Make an exact copy of all the entries, but do not reproduce the pictures.

Records:
>>>

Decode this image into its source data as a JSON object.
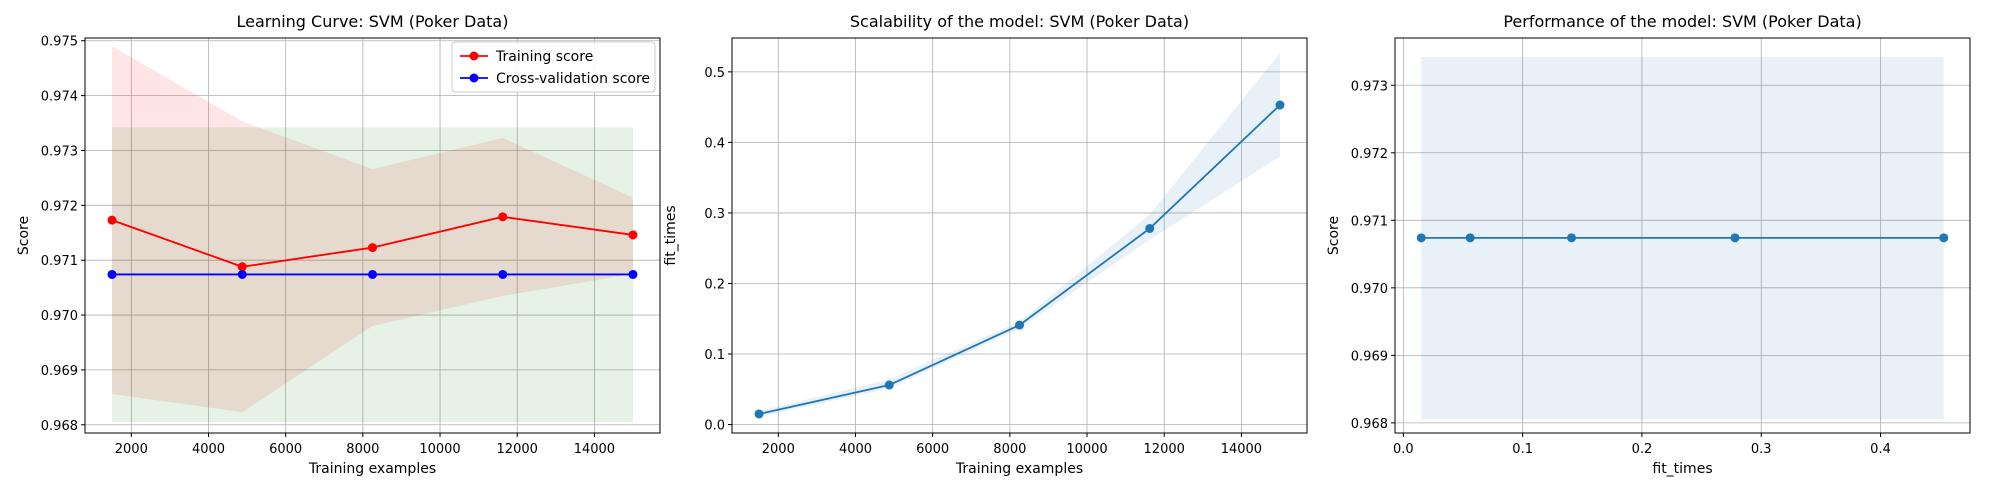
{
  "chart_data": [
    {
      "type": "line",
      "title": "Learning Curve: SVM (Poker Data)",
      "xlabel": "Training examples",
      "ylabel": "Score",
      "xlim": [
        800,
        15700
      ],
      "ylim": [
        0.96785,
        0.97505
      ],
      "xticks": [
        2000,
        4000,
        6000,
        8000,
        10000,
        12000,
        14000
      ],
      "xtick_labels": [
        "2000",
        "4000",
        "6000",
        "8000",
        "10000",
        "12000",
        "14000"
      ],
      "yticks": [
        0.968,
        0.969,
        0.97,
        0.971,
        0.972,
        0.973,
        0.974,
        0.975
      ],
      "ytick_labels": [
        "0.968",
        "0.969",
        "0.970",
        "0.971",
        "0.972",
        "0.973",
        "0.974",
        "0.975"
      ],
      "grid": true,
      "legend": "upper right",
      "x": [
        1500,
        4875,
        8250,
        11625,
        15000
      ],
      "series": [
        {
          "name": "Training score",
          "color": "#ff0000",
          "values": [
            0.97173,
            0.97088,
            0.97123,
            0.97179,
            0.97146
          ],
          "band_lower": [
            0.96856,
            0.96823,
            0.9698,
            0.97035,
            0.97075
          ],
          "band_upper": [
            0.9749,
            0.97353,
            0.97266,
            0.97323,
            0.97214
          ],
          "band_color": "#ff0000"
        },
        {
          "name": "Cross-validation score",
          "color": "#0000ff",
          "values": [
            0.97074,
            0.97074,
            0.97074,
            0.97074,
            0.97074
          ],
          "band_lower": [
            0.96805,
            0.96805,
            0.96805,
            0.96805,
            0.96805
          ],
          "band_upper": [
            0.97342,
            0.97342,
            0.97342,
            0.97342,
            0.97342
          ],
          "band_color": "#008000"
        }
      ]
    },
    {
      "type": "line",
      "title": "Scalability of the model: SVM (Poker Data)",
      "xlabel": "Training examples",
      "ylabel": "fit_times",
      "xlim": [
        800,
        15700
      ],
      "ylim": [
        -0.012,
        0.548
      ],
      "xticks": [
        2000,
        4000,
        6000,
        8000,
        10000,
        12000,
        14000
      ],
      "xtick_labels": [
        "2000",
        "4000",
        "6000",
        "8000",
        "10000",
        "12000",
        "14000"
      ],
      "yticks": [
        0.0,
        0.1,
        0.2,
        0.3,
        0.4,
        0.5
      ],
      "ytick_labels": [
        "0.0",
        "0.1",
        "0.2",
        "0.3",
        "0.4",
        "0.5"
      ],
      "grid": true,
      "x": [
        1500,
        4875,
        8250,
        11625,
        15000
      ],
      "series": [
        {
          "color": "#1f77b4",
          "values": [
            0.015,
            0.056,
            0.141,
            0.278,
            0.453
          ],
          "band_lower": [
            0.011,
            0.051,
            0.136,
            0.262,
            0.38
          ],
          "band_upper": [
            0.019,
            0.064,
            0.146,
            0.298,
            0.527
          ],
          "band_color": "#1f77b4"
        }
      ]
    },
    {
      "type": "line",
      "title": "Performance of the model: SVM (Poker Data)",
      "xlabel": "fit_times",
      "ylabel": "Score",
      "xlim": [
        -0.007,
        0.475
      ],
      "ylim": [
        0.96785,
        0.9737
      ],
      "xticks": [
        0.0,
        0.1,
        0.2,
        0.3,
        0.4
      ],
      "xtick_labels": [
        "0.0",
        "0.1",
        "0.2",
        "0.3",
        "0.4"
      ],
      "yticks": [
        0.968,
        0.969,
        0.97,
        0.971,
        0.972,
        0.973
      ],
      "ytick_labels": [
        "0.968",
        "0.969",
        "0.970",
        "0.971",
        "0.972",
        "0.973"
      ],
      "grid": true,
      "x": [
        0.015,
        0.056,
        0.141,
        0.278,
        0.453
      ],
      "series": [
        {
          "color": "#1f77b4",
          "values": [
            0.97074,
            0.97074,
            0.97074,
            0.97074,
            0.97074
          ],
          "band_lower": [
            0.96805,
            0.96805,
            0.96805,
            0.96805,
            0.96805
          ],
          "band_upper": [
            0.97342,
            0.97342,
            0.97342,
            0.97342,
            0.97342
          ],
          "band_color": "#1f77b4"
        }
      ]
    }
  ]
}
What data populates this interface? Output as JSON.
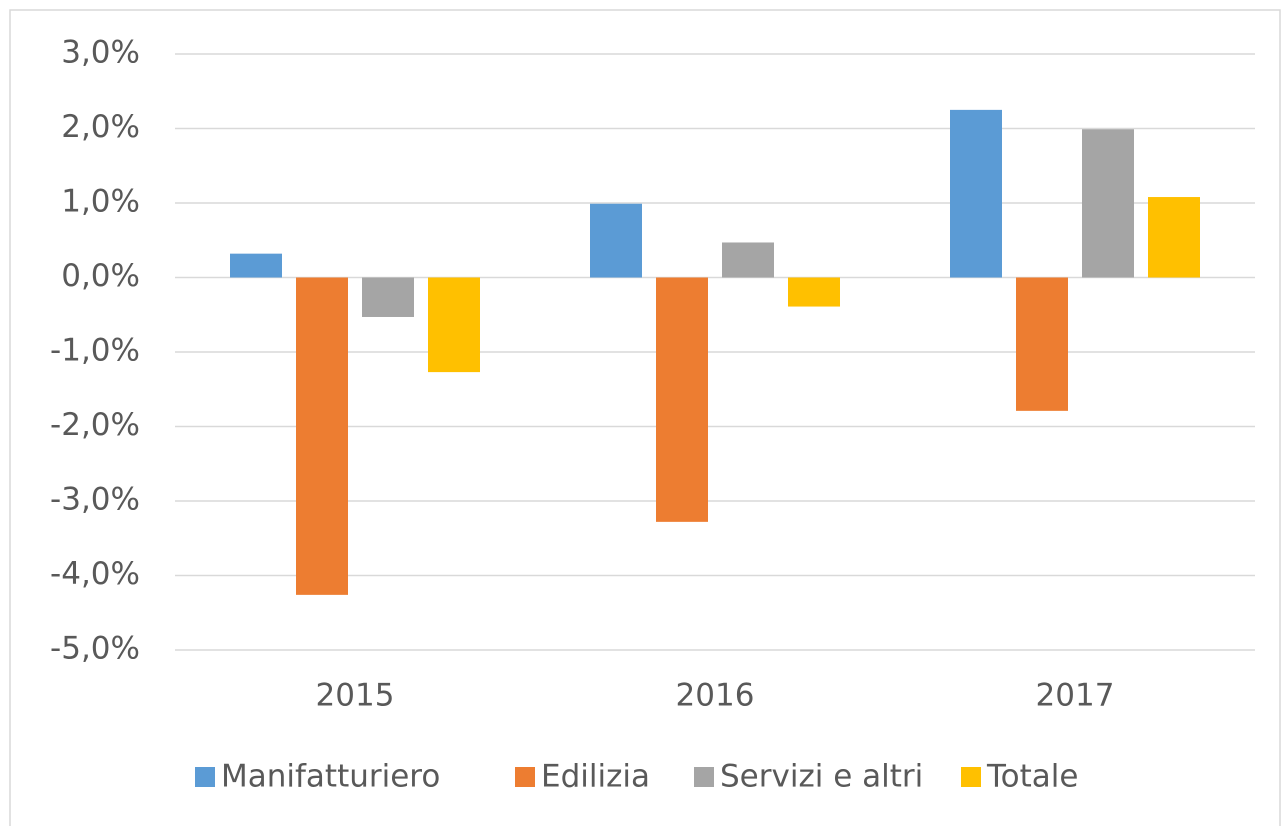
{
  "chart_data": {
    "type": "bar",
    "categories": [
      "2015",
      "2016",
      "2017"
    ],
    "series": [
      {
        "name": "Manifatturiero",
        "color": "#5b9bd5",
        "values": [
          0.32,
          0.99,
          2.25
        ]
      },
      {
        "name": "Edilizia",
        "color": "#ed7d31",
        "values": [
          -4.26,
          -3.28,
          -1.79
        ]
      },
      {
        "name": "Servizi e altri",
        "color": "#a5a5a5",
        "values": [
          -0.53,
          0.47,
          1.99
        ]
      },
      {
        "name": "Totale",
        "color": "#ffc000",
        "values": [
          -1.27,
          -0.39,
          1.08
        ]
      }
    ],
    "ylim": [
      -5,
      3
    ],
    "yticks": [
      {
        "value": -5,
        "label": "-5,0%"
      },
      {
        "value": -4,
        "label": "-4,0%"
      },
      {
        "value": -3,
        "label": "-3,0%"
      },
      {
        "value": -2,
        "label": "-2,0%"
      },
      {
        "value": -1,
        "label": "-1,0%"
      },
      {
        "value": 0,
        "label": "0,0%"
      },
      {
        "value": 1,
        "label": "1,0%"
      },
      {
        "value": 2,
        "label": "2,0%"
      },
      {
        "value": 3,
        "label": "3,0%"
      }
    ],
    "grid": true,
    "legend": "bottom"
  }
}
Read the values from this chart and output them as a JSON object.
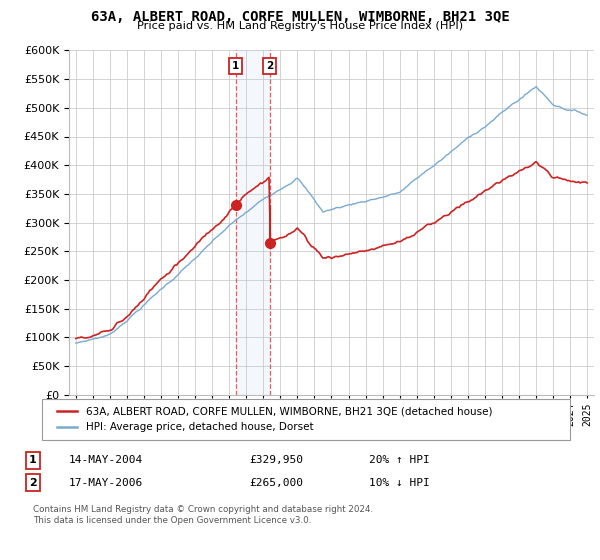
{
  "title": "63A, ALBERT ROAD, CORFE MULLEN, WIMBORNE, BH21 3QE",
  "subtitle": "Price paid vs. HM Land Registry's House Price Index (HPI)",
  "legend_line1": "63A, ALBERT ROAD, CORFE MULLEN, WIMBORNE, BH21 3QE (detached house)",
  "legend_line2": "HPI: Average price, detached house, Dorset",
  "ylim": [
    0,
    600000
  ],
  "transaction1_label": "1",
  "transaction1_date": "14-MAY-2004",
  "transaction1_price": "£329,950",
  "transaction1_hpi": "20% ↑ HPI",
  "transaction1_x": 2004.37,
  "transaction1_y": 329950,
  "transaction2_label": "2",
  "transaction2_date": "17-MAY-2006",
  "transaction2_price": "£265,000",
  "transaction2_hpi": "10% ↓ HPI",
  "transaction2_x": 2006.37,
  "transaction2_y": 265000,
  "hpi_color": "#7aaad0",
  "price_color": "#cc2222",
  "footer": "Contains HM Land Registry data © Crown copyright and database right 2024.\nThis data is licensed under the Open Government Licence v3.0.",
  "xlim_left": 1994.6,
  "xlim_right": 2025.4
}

<<<

- **RESULT OF THIS TASK**:
Decode this image into its source data as a JSON object.
{
  "chart_data": [
    {
      "type": "line",
      "title": "Learning Curve: SVM (Poker Data)",
      "xlabel": "Training examples",
      "ylabel": "Score",
      "xlim": [
        800,
        15700
      ],
      "ylim": [
        0.96785,
        0.97505
      ],
      "xticks": [
        2000,
        4000,
        6000,
        8000,
        10000,
        12000,
        14000
      ],
      "xtick_labels": [
        "2000",
        "4000",
        "6000",
        "8000",
        "10000",
        "12000",
        "14000"
      ],
      "yticks": [
        0.968,
        0.969,
        0.97,
        0.971,
        0.972,
        0.973,
        0.974,
        0.975
      ],
      "ytick_labels": [
        "0.968",
        "0.969",
        "0.970",
        "0.971",
        "0.972",
        "0.973",
        "0.974",
        "0.975"
      ],
      "grid": true,
      "legend": "upper right",
      "x": [
        1500,
        4875,
        8250,
        11625,
        15000
      ],
      "series": [
        {
          "name": "Training score",
          "color": "#ff0000",
          "values": [
            0.97173,
            0.97088,
            0.97123,
            0.97179,
            0.97146
          ],
          "band_lower": [
            0.96856,
            0.96823,
            0.9698,
            0.97035,
            0.97075
          ],
          "band_upper": [
            0.9749,
            0.97353,
            0.97266,
            0.97323,
            0.97214
          ],
          "band_color": "#ff0000"
        },
        {
          "name": "Cross-validation score",
          "color": "#0000ff",
          "values": [
            0.97074,
            0.97074,
            0.97074,
            0.97074,
            0.97074
          ],
          "band_lower": [
            0.96805,
            0.96805,
            0.96805,
            0.96805,
            0.96805
          ],
          "band_upper": [
            0.97342,
            0.97342,
            0.97342,
            0.97342,
            0.97342
          ],
          "band_color": "#008000"
        }
      ]
    },
    {
      "type": "line",
      "title": "Scalability of the model: SVM (Poker Data)",
      "xlabel": "Training examples",
      "ylabel": "fit_times",
      "xlim": [
        800,
        15700
      ],
      "ylim": [
        -0.012,
        0.548
      ],
      "xticks": [
        2000,
        4000,
        6000,
        8000,
        10000,
        12000,
        14000
      ],
      "xtick_labels": [
        "2000",
        "4000",
        "6000",
        "8000",
        "10000",
        "12000",
        "14000"
      ],
      "yticks": [
        0.0,
        0.1,
        0.2,
        0.3,
        0.4,
        0.5
      ],
      "ytick_labels": [
        "0.0",
        "0.1",
        "0.2",
        "0.3",
        "0.4",
        "0.5"
      ],
      "grid": true,
      "x": [
        1500,
        4875,
        8250,
        11625,
        15000
      ],
      "series": [
        {
          "color": "#1f77b4",
          "values": [
            0.015,
            0.056,
            0.141,
            0.278,
            0.453
          ],
          "band_lower": [
            0.011,
            0.051,
            0.136,
            0.262,
            0.38
          ],
          "band_upper": [
            0.019,
            0.064,
            0.146,
            0.298,
            0.527
          ],
          "band_color": "#1f77b4"
        }
      ]
    },
    {
      "type": "line",
      "title": "Performance of the model: SVM (Poker Data)",
      "xlabel": "fit_times",
      "ylabel": "Score",
      "xlim": [
        -0.007,
        0.475
      ],
      "ylim": [
        0.96785,
        0.9737
      ],
      "xticks": [
        0.0,
        0.1,
        0.2,
        0.3,
        0.4
      ],
      "xtick_labels": [
        "0.0",
        "0.1",
        "0.2",
        "0.3",
        "0.4"
      ],
      "yticks": [
        0.968,
        0.969,
        0.97,
        0.971,
        0.972,
        0.973
      ],
      "ytick_labels": [
        "0.968",
        "0.969",
        "0.970",
        "0.971",
        "0.972",
        "0.973"
      ],
      "grid": true,
      "x": [
        0.015,
        0.056,
        0.141,
        0.278,
        0.453
      ],
      "series": [
        {
          "color": "#1f77b4",
          "values": [
            0.97074,
            0.97074,
            0.97074,
            0.97074,
            0.97074
          ],
          "band_lower": [
            0.96805,
            0.96805,
            0.96805,
            0.96805,
            0.96805
          ],
          "band_upper": [
            0.97342,
            0.97342,
            0.97342,
            0.97342,
            0.97342
          ],
          "band_color": "#1f77b4"
        }
      ]
    }
  ]
}
What data populates this interface? Output as JSON.
{
  "chart_data": {
    "type": "bar",
    "categories": [
      "2015",
      "2016",
      "2017"
    ],
    "series": [
      {
        "name": "Manifatturiero",
        "color": "#5b9bd5",
        "values": [
          0.32,
          0.99,
          2.25
        ]
      },
      {
        "name": "Edilizia",
        "color": "#ed7d31",
        "values": [
          -4.26,
          -3.28,
          -1.79
        ]
      },
      {
        "name": "Servizi e altri",
        "color": "#a5a5a5",
        "values": [
          -0.53,
          0.47,
          1.99
        ]
      },
      {
        "name": "Totale",
        "color": "#ffc000",
        "values": [
          -1.27,
          -0.39,
          1.08
        ]
      }
    ],
    "ylim": [
      -5,
      3
    ],
    "yticks": [
      {
        "value": -5,
        "label": "-5,0%"
      },
      {
        "value": -4,
        "label": "-4,0%"
      },
      {
        "value": -3,
        "label": "-3,0%"
      },
      {
        "value": -2,
        "label": "-2,0%"
      },
      {
        "value": -1,
        "label": "-1,0%"
      },
      {
        "value": 0,
        "label": "0,0%"
      },
      {
        "value": 1,
        "label": "1,0%"
      },
      {
        "value": 2,
        "label": "2,0%"
      },
      {
        "value": 3,
        "label": "3,0%"
      }
    ],
    "grid": true,
    "legend": "bottom"
  }
}
Read the values from this chart and output them as a JSON object.
{
  "title": "63A, ALBERT ROAD, CORFE MULLEN, WIMBORNE, BH21 3QE",
  "subtitle": "Price paid vs. HM Land Registry's House Price Index (HPI)",
  "legend_line1": "63A, ALBERT ROAD, CORFE MULLEN, WIMBORNE, BH21 3QE (detached house)",
  "legend_line2": "HPI: Average price, detached house, Dorset",
  "ylim": [
    0,
    600000
  ],
  "transaction1_label": "1",
  "transaction1_date": "14-MAY-2004",
  "transaction1_price": "£329,950",
  "transaction1_hpi": "20% ↑ HPI",
  "transaction1_x": 2004.37,
  "transaction1_y": 329950,
  "transaction2_label": "2",
  "transaction2_date": "17-MAY-2006",
  "transaction2_price": "£265,000",
  "transaction2_hpi": "10% ↓ HPI",
  "transaction2_x": 2006.37,
  "transaction2_y": 265000,
  "hpi_color": "#7aaad0",
  "price_color": "#cc2222",
  "footer": "Contains HM Land Registry data © Crown copyright and database right 2024.\nThis data is licensed under the Open Government Licence v3.0.",
  "xlim_left": 1994.6,
  "xlim_right": 2025.4
}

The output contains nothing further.